[START OF ENTRIES PROVIDED]

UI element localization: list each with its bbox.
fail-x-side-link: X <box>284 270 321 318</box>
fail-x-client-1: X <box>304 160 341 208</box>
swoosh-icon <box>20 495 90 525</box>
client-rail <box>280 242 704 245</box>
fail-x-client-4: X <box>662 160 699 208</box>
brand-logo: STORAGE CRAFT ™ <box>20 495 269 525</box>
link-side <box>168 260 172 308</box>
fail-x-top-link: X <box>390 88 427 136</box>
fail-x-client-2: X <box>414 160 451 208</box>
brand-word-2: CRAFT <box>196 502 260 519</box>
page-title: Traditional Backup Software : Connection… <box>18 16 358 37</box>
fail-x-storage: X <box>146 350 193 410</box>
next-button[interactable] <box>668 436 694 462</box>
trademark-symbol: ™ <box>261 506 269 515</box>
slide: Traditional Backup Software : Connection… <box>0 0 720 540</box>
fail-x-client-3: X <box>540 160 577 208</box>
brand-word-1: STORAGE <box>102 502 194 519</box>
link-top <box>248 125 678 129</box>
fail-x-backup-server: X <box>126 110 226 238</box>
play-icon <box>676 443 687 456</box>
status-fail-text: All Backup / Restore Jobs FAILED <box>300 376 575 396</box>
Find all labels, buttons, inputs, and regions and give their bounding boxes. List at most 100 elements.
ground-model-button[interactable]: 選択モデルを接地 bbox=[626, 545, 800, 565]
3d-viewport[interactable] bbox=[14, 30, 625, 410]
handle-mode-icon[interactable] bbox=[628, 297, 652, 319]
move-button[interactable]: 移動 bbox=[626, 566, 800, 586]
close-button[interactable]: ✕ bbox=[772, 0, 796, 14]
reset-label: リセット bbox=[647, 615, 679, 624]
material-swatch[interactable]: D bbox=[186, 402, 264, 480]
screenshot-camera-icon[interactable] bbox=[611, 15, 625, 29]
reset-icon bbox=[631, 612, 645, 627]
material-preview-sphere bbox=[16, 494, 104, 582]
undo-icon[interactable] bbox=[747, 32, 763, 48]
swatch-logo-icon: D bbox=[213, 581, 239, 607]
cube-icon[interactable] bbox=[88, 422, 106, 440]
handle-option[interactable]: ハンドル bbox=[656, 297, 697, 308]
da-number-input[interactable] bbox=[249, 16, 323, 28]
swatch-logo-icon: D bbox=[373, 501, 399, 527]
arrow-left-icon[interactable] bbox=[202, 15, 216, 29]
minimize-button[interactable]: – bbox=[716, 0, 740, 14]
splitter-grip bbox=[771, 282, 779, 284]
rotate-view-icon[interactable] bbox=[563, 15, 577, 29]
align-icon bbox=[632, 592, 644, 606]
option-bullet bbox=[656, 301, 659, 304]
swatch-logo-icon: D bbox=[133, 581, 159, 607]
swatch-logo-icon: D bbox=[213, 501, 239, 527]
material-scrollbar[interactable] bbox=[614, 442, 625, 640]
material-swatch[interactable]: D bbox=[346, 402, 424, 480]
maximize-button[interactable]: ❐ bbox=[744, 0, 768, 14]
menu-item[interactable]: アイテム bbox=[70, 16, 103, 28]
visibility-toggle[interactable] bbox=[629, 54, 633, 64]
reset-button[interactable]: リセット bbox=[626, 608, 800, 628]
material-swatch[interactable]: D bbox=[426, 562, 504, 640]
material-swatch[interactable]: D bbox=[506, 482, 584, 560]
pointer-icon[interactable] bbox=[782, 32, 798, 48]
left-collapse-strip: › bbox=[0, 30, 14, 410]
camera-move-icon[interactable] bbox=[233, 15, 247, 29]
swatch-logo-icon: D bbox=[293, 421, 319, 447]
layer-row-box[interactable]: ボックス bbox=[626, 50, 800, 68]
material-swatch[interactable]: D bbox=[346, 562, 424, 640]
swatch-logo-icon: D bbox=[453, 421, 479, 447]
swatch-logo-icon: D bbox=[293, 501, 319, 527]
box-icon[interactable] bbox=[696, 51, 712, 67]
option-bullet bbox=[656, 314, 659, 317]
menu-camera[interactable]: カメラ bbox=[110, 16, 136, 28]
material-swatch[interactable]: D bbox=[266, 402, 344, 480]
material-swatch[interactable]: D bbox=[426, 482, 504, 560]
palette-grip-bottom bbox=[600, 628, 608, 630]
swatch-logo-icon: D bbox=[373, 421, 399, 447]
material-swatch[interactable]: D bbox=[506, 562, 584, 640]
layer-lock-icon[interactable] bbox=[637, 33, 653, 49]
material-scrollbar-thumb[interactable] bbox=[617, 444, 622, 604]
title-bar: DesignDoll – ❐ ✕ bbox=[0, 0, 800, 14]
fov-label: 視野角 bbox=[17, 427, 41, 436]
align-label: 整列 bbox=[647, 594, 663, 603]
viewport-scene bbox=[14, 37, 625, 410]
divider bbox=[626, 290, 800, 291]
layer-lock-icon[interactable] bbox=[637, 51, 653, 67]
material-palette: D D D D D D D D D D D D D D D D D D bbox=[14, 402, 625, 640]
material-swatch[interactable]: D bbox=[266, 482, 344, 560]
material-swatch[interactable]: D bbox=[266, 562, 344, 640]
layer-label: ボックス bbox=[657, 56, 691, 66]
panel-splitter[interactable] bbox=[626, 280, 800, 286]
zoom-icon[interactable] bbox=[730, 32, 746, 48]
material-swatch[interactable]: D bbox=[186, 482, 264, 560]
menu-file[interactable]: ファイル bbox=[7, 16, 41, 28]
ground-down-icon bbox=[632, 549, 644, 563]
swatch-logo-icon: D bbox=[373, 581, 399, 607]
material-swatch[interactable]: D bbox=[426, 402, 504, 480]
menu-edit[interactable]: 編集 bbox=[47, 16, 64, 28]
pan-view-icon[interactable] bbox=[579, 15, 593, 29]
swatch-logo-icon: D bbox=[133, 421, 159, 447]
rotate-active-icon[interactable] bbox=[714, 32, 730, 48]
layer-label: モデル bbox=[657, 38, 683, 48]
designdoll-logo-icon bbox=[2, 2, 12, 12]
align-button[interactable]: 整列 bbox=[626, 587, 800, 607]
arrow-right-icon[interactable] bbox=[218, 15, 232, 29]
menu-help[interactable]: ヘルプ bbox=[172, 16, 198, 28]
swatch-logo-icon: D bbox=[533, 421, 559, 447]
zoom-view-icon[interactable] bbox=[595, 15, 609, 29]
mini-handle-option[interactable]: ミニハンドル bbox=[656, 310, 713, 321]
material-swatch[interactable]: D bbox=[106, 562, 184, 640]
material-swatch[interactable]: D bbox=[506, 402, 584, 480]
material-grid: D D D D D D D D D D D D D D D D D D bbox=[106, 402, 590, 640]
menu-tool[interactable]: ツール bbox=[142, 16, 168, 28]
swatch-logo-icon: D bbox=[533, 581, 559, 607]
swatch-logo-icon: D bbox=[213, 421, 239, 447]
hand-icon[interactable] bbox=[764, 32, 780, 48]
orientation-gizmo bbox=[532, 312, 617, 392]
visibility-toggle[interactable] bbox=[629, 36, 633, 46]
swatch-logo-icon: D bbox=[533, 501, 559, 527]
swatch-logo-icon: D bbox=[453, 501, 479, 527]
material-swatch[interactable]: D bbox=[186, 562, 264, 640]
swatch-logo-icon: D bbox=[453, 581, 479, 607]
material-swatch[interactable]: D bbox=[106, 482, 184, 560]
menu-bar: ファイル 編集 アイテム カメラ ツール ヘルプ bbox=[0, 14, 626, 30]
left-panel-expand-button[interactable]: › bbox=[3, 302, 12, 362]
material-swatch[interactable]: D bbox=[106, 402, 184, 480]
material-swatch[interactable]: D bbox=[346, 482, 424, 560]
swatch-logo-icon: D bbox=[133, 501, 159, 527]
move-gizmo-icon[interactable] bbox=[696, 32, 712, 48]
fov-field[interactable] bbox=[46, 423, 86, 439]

[END OF ENTRIES PROVIDED]

:: EXERCISE DIRECTIONS ::
Identify every line of the records above that contains the string "viewport", matching case exactly, and copy each such line in full.

:: CORRECT OUTPUT ::
3d-viewport[interactable] bbox=[14, 30, 625, 410]
viewport-scene bbox=[14, 37, 625, 410]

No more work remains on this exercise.